## EXERCISE DESCRIPTION
Quote the records below verbatim, from the line containing "Annotate this image: element" through the line containing "curve-t17 <box>336 535 1360 846</box>", leaving out the pictures.

## GIVEN DATA
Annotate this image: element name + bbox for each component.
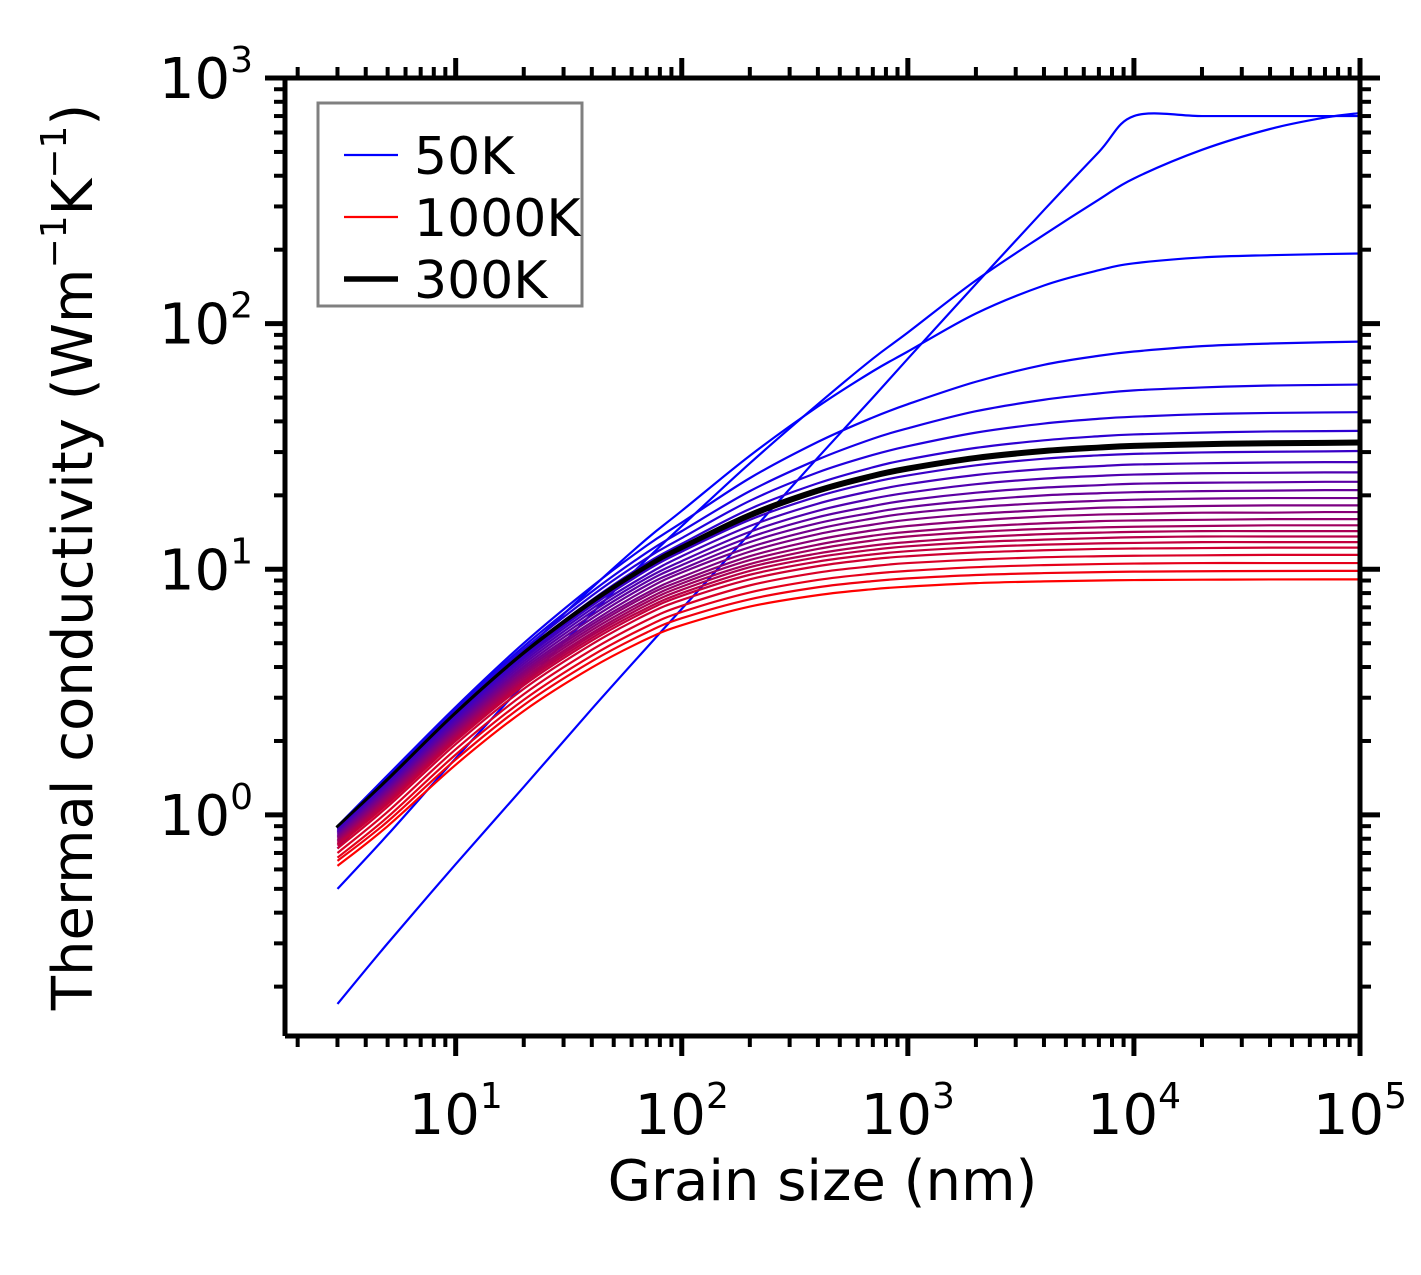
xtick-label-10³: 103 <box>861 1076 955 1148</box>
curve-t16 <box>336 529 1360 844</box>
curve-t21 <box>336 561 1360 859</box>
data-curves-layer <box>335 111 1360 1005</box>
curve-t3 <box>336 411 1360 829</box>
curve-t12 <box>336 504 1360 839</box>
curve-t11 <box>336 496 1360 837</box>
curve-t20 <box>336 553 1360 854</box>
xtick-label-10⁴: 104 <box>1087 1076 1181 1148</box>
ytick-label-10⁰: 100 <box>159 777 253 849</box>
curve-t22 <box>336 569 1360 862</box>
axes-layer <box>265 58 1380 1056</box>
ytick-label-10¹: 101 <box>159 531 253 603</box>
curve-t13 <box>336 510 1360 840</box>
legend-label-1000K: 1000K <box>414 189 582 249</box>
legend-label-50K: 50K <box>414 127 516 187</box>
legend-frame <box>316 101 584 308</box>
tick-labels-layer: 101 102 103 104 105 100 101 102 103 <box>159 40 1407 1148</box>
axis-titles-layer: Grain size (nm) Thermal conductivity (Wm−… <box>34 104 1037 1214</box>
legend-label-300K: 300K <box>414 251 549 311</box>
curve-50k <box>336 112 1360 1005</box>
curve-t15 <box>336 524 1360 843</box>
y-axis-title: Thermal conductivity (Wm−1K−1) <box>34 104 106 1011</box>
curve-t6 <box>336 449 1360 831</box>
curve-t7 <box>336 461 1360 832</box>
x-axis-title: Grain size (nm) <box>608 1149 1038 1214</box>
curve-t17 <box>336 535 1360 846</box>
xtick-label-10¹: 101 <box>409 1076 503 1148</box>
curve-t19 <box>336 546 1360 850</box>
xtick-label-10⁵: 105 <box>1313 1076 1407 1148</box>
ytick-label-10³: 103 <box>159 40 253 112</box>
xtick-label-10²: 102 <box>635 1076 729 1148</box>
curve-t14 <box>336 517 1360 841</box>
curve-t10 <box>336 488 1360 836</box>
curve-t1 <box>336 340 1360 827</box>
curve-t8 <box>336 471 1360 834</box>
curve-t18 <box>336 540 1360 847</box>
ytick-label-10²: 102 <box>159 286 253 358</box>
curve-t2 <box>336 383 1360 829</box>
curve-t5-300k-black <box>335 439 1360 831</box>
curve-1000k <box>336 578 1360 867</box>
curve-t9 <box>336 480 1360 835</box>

...

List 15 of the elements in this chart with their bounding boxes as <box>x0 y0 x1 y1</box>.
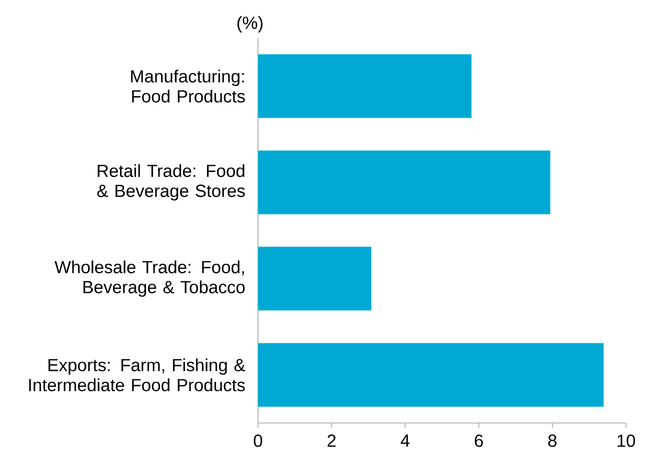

## EXPECTED ANSWER
Annotate this image: element name + bbox for each component.
xtick-label-10³: 103 <box>861 1076 955 1148</box>
curve-t16 <box>336 529 1360 844</box>
curve-t21 <box>336 561 1360 859</box>
data-curves-layer <box>335 111 1360 1005</box>
curve-t3 <box>336 411 1360 829</box>
curve-t12 <box>336 504 1360 839</box>
curve-t11 <box>336 496 1360 837</box>
curve-t20 <box>336 553 1360 854</box>
xtick-label-10⁴: 104 <box>1087 1076 1181 1148</box>
ytick-label-10⁰: 100 <box>159 777 253 849</box>
curve-t22 <box>336 569 1360 862</box>
axes-layer <box>265 58 1380 1056</box>
ytick-label-10¹: 101 <box>159 531 253 603</box>
curve-t13 <box>336 510 1360 840</box>
legend-label-1000K: 1000K <box>414 189 582 249</box>
legend-label-50K: 50K <box>414 127 516 187</box>
legend-frame <box>316 101 584 308</box>
tick-labels-layer: 101 102 103 104 105 100 101 102 103 <box>159 40 1407 1148</box>
axis-titles-layer: Grain size (nm) Thermal conductivity (Wm−… <box>34 104 1037 1214</box>
legend-label-300K: 300K <box>414 251 549 311</box>
curve-50k <box>336 112 1360 1005</box>
curve-t15 <box>336 524 1360 843</box>
y-axis-title: Thermal conductivity (Wm−1K−1) <box>34 104 106 1011</box>
curve-t6 <box>336 449 1360 831</box>
curve-t7 <box>336 461 1360 832</box>
x-axis-title: Grain size (nm) <box>608 1149 1038 1214</box>
curve-t17 <box>336 535 1360 846</box>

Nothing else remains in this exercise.